### Task objective:
Copy out, from the entries below, each line holding the string "this".

Dataset excerpts

====

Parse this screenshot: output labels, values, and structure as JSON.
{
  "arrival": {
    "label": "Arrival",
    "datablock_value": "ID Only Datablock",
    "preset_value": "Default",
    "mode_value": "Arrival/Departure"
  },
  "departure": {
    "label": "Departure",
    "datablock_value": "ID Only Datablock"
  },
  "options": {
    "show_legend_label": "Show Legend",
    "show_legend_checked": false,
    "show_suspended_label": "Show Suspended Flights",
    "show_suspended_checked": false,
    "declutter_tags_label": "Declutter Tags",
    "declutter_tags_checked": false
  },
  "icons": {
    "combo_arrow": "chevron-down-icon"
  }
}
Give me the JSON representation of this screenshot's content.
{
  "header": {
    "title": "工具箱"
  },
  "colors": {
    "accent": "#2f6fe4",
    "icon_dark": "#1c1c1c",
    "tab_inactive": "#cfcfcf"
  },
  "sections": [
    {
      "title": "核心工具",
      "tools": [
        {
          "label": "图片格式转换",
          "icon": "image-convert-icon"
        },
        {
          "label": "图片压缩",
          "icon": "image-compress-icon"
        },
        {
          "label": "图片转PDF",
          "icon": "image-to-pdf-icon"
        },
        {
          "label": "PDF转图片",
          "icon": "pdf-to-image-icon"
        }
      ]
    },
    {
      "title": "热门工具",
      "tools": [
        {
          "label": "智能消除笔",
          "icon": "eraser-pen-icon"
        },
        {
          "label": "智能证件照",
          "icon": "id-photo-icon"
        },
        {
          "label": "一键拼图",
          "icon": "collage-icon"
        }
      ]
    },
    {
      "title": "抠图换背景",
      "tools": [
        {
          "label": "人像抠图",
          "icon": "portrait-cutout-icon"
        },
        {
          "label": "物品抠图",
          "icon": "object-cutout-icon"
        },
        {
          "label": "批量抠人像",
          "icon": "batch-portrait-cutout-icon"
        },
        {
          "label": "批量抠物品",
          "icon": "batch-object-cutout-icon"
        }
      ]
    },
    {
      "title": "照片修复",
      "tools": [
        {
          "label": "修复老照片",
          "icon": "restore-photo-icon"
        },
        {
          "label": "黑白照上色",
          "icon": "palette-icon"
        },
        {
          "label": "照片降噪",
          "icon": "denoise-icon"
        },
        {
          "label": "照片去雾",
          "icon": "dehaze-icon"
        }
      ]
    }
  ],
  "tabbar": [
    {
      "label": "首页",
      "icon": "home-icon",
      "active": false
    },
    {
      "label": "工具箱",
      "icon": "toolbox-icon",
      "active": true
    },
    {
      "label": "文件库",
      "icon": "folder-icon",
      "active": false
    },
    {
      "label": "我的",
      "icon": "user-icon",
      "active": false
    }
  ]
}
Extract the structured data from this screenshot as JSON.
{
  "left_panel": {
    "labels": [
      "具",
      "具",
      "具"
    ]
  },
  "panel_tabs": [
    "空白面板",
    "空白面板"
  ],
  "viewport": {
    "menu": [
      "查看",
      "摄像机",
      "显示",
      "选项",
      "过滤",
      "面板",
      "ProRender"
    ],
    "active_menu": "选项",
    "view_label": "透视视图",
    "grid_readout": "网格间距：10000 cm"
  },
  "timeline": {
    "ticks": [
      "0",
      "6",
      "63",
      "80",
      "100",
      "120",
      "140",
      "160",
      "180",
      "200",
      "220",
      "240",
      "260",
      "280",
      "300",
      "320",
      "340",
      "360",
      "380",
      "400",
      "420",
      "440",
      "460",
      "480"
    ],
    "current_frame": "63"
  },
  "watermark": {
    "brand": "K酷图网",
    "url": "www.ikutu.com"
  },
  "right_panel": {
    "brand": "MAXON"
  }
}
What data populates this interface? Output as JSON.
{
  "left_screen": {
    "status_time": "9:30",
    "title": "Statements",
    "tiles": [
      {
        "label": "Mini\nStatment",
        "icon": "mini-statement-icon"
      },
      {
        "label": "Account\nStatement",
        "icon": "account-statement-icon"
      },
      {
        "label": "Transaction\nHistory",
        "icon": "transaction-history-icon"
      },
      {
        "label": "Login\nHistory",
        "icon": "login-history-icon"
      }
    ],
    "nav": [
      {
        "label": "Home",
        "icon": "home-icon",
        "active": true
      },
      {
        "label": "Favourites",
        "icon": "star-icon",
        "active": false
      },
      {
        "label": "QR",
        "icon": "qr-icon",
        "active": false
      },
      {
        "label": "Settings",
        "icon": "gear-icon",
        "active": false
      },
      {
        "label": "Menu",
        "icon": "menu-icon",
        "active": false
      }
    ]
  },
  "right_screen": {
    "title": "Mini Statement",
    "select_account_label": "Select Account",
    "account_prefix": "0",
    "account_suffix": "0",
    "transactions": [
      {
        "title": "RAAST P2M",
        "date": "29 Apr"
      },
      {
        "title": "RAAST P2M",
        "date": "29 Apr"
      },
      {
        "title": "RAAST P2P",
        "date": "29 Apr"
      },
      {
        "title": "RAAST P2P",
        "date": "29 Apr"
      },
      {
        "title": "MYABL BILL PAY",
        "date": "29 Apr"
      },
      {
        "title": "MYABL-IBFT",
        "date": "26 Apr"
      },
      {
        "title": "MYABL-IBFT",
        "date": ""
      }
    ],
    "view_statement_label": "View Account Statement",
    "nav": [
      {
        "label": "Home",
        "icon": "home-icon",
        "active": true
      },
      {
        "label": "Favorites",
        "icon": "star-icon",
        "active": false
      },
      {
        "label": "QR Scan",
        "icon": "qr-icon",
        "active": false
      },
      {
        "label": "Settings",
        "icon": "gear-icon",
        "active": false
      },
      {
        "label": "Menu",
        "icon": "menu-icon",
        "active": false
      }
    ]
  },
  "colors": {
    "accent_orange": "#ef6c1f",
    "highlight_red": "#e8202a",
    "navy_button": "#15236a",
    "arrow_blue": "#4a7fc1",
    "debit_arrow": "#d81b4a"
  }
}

====

### Task output:
Parse this screenshot: output labels, values, and structure as JSON.
Give me the JSON representation of this screenshot's content.
Extract the structured data from this screenshot as JSON.
What data populates this interface? Output as JSON.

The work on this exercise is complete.